▸ **ABOUT THIS TASK**: Check each line of the records below for the word "CRITÉRIOS" and copy those where it appears.

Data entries
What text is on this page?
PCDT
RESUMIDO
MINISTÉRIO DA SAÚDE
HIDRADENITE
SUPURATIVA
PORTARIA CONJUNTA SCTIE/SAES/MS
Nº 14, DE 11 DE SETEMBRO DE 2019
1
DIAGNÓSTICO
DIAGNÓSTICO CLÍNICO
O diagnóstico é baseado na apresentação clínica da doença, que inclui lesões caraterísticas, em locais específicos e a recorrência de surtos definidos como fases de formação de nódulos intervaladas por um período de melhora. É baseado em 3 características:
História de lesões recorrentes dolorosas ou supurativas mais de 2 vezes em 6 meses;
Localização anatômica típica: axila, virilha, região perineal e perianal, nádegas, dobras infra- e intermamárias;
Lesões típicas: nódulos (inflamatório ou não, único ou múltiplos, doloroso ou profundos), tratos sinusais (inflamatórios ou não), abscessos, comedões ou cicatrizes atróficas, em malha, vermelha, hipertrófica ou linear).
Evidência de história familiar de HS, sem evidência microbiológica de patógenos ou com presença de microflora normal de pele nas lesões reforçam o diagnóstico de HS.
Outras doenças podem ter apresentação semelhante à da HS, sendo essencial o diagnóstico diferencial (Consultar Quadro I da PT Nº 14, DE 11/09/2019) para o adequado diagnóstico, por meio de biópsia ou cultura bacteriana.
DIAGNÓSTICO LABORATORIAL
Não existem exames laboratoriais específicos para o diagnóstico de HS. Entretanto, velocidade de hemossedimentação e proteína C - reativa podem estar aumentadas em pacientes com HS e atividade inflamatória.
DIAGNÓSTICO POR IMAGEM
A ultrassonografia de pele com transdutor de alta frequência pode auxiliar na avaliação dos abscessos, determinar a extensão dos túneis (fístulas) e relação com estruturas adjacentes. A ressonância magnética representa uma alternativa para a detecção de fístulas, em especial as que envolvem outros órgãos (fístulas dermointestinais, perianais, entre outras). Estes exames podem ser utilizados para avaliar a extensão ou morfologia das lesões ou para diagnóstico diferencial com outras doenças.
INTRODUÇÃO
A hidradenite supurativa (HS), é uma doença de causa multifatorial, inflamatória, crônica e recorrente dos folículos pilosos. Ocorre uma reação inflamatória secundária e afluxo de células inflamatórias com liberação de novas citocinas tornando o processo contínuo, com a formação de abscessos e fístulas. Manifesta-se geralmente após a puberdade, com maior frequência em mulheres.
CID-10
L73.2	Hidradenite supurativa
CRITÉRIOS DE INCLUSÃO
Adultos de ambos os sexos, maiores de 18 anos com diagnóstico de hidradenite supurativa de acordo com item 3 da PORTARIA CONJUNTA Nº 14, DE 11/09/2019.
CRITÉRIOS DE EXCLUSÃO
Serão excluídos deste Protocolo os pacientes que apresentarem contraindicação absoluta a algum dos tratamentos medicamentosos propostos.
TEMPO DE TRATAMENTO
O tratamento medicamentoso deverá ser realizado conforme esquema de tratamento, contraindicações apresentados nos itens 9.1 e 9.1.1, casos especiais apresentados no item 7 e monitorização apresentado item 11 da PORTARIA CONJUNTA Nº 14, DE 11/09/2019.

▸ **RESULT OF THE EXERCISE**:
CRITÉRIOS DE INCLUSÃO
CRITÉRIOS DE EXCLUSÃO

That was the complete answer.